▸ **GOAL**: Every line that contains the word "Technician" should be copied.

(Extracted data entries)
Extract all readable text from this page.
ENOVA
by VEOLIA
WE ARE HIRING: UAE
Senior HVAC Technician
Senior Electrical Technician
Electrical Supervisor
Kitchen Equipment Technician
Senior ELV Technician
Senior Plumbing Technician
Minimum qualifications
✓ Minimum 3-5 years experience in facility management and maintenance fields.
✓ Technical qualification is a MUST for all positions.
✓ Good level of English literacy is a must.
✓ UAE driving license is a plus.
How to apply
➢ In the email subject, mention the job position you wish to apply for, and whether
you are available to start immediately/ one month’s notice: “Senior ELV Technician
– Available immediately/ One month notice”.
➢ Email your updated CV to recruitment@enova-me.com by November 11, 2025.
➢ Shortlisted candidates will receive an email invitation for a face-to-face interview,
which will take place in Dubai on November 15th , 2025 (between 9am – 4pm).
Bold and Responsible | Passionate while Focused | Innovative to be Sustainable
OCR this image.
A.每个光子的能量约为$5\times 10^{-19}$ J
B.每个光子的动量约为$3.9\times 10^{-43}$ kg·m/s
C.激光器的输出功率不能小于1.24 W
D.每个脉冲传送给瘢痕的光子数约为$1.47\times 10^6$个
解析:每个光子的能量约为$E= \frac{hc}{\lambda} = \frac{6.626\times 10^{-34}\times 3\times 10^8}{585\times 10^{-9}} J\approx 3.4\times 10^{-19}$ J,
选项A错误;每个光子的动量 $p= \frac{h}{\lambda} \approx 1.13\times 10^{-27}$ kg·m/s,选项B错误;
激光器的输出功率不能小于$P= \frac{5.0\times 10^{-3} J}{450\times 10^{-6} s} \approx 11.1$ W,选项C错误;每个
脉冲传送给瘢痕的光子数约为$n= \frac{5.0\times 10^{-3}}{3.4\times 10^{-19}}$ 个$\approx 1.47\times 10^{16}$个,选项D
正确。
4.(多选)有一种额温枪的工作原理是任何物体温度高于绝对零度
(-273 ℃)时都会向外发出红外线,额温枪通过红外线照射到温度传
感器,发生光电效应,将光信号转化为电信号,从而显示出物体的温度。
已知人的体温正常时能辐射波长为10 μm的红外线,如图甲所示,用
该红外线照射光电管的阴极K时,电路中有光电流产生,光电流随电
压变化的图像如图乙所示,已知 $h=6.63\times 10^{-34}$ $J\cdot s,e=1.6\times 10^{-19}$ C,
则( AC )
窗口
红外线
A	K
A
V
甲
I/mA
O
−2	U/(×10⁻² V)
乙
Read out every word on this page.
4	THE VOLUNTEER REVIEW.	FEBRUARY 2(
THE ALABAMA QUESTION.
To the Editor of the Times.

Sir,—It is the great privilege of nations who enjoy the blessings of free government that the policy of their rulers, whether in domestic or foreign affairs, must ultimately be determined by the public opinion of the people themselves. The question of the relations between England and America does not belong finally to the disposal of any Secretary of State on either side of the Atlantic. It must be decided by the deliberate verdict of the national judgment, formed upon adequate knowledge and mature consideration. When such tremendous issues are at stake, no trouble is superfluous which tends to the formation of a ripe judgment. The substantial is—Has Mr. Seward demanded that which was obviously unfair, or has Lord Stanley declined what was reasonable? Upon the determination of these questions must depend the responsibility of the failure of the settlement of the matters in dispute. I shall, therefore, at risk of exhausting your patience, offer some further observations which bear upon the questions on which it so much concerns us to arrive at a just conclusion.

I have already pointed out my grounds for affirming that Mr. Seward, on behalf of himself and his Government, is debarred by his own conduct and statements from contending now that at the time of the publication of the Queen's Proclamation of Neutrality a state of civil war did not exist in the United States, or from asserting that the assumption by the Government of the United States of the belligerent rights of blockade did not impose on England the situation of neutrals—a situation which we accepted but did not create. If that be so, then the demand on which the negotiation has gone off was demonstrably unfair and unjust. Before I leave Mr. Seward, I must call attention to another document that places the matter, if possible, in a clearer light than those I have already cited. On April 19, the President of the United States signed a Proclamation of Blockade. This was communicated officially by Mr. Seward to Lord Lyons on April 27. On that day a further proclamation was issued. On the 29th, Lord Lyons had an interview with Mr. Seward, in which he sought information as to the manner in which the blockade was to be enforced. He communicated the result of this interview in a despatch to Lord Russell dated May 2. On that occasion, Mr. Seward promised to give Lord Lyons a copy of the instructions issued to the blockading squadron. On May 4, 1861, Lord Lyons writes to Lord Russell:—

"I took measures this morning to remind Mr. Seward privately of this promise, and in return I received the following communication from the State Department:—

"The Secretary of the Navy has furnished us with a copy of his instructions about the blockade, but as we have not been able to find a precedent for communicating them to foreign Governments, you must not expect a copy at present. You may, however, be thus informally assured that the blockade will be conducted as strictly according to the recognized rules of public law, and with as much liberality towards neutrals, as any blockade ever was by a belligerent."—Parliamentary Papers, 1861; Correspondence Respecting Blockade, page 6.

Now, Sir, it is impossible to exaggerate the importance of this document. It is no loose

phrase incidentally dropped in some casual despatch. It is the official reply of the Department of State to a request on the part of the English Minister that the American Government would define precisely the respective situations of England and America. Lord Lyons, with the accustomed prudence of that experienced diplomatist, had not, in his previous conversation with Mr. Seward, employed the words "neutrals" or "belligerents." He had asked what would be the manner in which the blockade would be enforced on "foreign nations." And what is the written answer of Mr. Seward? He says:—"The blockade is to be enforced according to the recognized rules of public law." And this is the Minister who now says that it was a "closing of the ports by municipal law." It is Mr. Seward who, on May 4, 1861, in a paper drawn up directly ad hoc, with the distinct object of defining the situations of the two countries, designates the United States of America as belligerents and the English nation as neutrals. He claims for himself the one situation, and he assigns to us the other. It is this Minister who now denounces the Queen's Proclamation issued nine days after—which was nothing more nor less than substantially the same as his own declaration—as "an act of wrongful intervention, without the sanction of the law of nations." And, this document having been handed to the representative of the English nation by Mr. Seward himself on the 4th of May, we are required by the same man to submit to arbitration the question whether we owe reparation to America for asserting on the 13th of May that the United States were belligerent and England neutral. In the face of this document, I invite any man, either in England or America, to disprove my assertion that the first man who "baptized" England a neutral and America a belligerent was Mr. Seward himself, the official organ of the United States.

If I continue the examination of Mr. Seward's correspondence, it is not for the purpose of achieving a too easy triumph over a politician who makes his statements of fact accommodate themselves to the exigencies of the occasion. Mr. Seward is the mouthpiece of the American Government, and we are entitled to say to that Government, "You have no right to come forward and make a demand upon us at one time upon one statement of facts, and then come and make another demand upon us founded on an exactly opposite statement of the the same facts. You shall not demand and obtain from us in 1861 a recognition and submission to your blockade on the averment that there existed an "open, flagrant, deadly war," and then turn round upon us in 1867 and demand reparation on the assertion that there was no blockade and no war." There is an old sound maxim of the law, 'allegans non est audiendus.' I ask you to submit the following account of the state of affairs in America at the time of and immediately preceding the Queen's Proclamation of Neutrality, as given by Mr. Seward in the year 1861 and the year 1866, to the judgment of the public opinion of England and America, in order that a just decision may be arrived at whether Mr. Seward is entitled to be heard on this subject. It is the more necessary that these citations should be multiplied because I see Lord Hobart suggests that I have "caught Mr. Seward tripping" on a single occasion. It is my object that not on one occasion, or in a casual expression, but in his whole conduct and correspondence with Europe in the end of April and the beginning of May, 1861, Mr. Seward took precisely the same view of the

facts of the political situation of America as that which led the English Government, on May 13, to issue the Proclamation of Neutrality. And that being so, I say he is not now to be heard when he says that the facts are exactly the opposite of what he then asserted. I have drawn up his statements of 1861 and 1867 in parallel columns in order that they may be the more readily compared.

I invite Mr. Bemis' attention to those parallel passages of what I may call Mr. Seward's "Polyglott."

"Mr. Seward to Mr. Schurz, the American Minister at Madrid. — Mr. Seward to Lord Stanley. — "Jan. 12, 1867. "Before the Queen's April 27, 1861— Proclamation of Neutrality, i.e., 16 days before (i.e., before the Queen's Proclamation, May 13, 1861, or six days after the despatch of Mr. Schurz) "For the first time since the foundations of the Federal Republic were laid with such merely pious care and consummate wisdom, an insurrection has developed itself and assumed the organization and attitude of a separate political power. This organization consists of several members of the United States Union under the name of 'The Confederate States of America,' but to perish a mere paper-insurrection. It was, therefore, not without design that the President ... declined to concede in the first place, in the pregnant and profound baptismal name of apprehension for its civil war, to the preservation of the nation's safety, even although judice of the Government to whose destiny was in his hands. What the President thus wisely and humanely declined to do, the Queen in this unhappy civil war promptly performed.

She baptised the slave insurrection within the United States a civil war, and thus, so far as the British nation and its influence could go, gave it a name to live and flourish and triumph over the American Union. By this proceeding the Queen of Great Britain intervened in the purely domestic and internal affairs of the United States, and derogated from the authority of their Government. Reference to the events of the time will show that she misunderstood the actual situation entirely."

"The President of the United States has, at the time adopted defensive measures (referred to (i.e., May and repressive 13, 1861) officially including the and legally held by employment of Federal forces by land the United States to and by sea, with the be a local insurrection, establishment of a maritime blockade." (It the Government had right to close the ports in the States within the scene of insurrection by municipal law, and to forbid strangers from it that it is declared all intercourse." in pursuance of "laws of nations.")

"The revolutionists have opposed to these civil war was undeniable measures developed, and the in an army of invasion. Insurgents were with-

▸ **RESPONSE BELOW**:
Senior HVAC Technician
Senior Electrical Technician
Kitchen Equipment Technician
Senior ELV Technician
Senior Plumbing Technician
you are available to start immediately/ one month’s notice: “Senior ELV Technician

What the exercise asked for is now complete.